## BEGIN DATASET
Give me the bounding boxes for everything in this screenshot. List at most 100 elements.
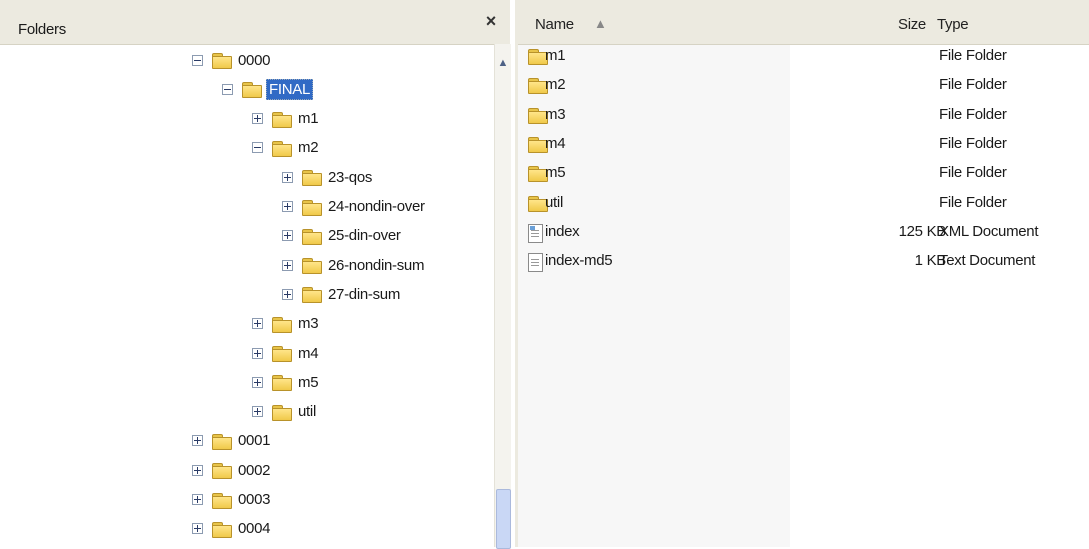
tree-item[interactable]: 27-din-sum [282, 282, 402, 306]
tree-item-label: m4 [298, 344, 319, 362]
file-type: File Folder [939, 164, 1007, 182]
folder-icon [302, 286, 322, 304]
tree-item[interactable]: m3 [252, 312, 320, 336]
collapse-minus-icon[interactable] [192, 54, 203, 66]
file-list-row[interactable]: m2 File Folder [518, 74, 1089, 98]
expand-plus-icon[interactable] [282, 171, 293, 183]
expand-plus-icon[interactable] [192, 523, 203, 535]
tree-item[interactable]: 0001 [192, 429, 272, 453]
folder-icon [272, 345, 292, 362]
column-header-size[interactable]: Size [898, 16, 926, 33]
scrollbar-thumb[interactable] [496, 489, 511, 549]
file-name: index [545, 222, 580, 240]
expand-plus-icon[interactable] [192, 464, 203, 476]
folder-icon [272, 316, 292, 333]
expand-plus-icon[interactable] [282, 259, 293, 271]
folders-pane: Folders × 0000 FINAL m1 m2 23-qos 24-nondin-o… [0, 0, 517, 549]
file-name: m3 [545, 105, 566, 123]
file-name: util [545, 193, 563, 211]
tree-item-label: util [298, 403, 316, 421]
collapse-minus-icon[interactable] [222, 83, 233, 95]
file-name: m2 [545, 76, 566, 94]
folder-icon [242, 81, 262, 99]
tree-item[interactable]: m4 [252, 341, 320, 365]
file-name: m1 [545, 47, 566, 64]
close-folders-button[interactable]: × [483, 12, 499, 30]
folder-icon [212, 521, 232, 538]
expand-plus-icon[interactable] [252, 406, 263, 418]
expand-plus-icon[interactable] [252, 347, 263, 359]
tree-item[interactable]: FINAL [222, 77, 314, 101]
tree-item[interactable]: m2 [252, 136, 320, 160]
expand-plus-icon[interactable] [252, 318, 263, 330]
file-list-row[interactable]: m3 File Folder [518, 104, 1089, 128]
folder-icon [212, 433, 232, 450]
column-header-type[interactable]: Type [937, 16, 969, 33]
expand-plus-icon[interactable] [282, 201, 293, 212]
tree-item[interactable]: m1 [252, 107, 320, 131]
tree-item[interactable]: 25-din-over [282, 224, 403, 248]
file-list-row[interactable]: index 125 KB XML Document [518, 221, 1089, 245]
tree-item[interactable]: 0002 [192, 458, 272, 482]
folder-icon [272, 111, 292, 128]
file-type: XML Document [939, 222, 1039, 240]
sort-ascending-icon: ▲ [594, 16, 607, 31]
folder-icon [302, 169, 322, 187]
file-list-row[interactable]: m5 File Folder [518, 162, 1089, 186]
tree-item-label: m5 [298, 373, 319, 391]
expand-plus-icon[interactable] [192, 494, 203, 505]
folder-icon [212, 492, 232, 509]
file-type: File Folder [939, 47, 1007, 64]
file-list-row[interactable]: m1 File Folder [518, 45, 1089, 69]
expand-plus-icon[interactable] [282, 288, 293, 300]
tree-item[interactable]: 26-nondin-sum [282, 253, 426, 277]
tree-item[interactable]: util [252, 400, 318, 424]
tree-item[interactable]: 0004 [192, 517, 272, 541]
tree-item[interactable]: 0000 [192, 48, 272, 72]
file-type: Text Document [939, 252, 1036, 270]
file-name: m5 [545, 164, 566, 182]
list-header: Name ▲ Size Type [518, 0, 1089, 45]
tree-item-label: m3 [298, 315, 319, 333]
folder-icon [272, 404, 292, 421]
folder-icon [302, 257, 322, 275]
expand-plus-icon[interactable] [252, 376, 263, 388]
tree-item-label: 23-qos [328, 168, 373, 186]
file-type: File Folder [939, 134, 1007, 152]
file-list-row[interactable]: index-md5 1 KB Text Document [518, 250, 1089, 274]
tree-item-label: 0004 [238, 520, 271, 538]
collapse-minus-icon[interactable] [252, 142, 263, 154]
tree-item[interactable]: 23-qos [282, 165, 374, 189]
folder-icon [272, 140, 292, 157]
tree-item-label: 27-din-sum [328, 285, 401, 303]
tree-scrollbar[interactable]: ▲ [494, 44, 511, 549]
file-list-pane: Name ▲ Size Type m1 File Folder m2 File Fol… [518, 0, 1089, 547]
file-list-row[interactable]: util File Folder [518, 192, 1089, 216]
file-type: File Folder [939, 105, 1007, 123]
expand-plus-icon[interactable] [252, 113, 263, 125]
file-type: File Folder [939, 193, 1007, 211]
tree-item-label: 0000 [238, 51, 271, 69]
column-header-name[interactable]: Name [535, 16, 574, 33]
folders-title: Folders [18, 21, 66, 38]
file-name: index-md5 [545, 252, 613, 270]
expand-plus-icon[interactable] [192, 435, 203, 447]
file-type: File Folder [939, 76, 1007, 94]
tree-item[interactable]: 0003 [192, 488, 272, 512]
tree-item[interactable]: 24-nondin-over [282, 195, 427, 219]
expand-plus-icon[interactable] [282, 230, 293, 242]
folder-icon [272, 374, 292, 392]
tree-item-label: 0003 [238, 491, 271, 508]
xml-document-icon [528, 223, 543, 243]
folder-icon [302, 199, 322, 216]
folder-icon [302, 228, 322, 245]
tree-item-label: FINAL [266, 78, 314, 100]
tree-item-label: m1 [298, 110, 319, 128]
tree-item[interactable]: m5 [252, 370, 320, 394]
tree-item-label: 0001 [238, 432, 271, 450]
folder-icon [212, 52, 232, 69]
file-list-row[interactable]: m4 File Folder [518, 133, 1089, 157]
tree-item-label: 26-nondin-sum [328, 256, 425, 274]
file-name: m4 [545, 134, 566, 152]
scroll-up-arrow-icon[interactable]: ▲ [495, 54, 511, 72]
## END DATASET
Can you reproduce word for word the part of the listing that opens with the line containing "tree-item[interactable]: 27-din-sum [282, 282, 402, 306]" and closes with the line containing "expand-plus-icon[interactable] [252, 406, 263, 418]", both of those lines included?

tree-item[interactable]: 27-din-sum [282, 282, 402, 306]
tree-item-label: m4 [298, 344, 319, 362]
file-type: File Folder [939, 164, 1007, 182]
folder-icon [302, 286, 322, 304]
tree-item[interactable]: m3 [252, 312, 320, 336]
collapse-minus-icon[interactable] [192, 54, 203, 66]
file-list-row[interactable]: m2 File Folder [518, 74, 1089, 98]
expand-plus-icon[interactable] [282, 171, 293, 183]
expand-plus-icon[interactable] [192, 523, 203, 535]
tree-item[interactable]: 0001 [192, 429, 272, 453]
folder-icon [272, 345, 292, 362]
column-header-size[interactable]: Size [898, 16, 926, 33]
scrollbar-thumb[interactable] [496, 489, 511, 549]
file-name: index [545, 222, 580, 240]
expand-plus-icon[interactable] [192, 464, 203, 476]
folder-icon [272, 316, 292, 333]
expand-plus-icon[interactable] [282, 259, 293, 271]
folders-pane: Folders × 0000 FINAL m1 m2 23-qos 24-nondin-o… [0, 0, 517, 549]
file-name: m3 [545, 105, 566, 123]
file-name: util [545, 193, 563, 211]
tree-item-label: util [298, 403, 316, 421]
collapse-minus-icon[interactable] [222, 83, 233, 95]
file-name: m2 [545, 76, 566, 94]
folder-icon [242, 81, 262, 99]
tree-item[interactable]: m4 [252, 341, 320, 365]
file-name: m1 [545, 47, 566, 64]
close-folders-button[interactable]: × [483, 12, 499, 30]
folder-icon [212, 521, 232, 538]
expand-plus-icon[interactable] [252, 406, 263, 418]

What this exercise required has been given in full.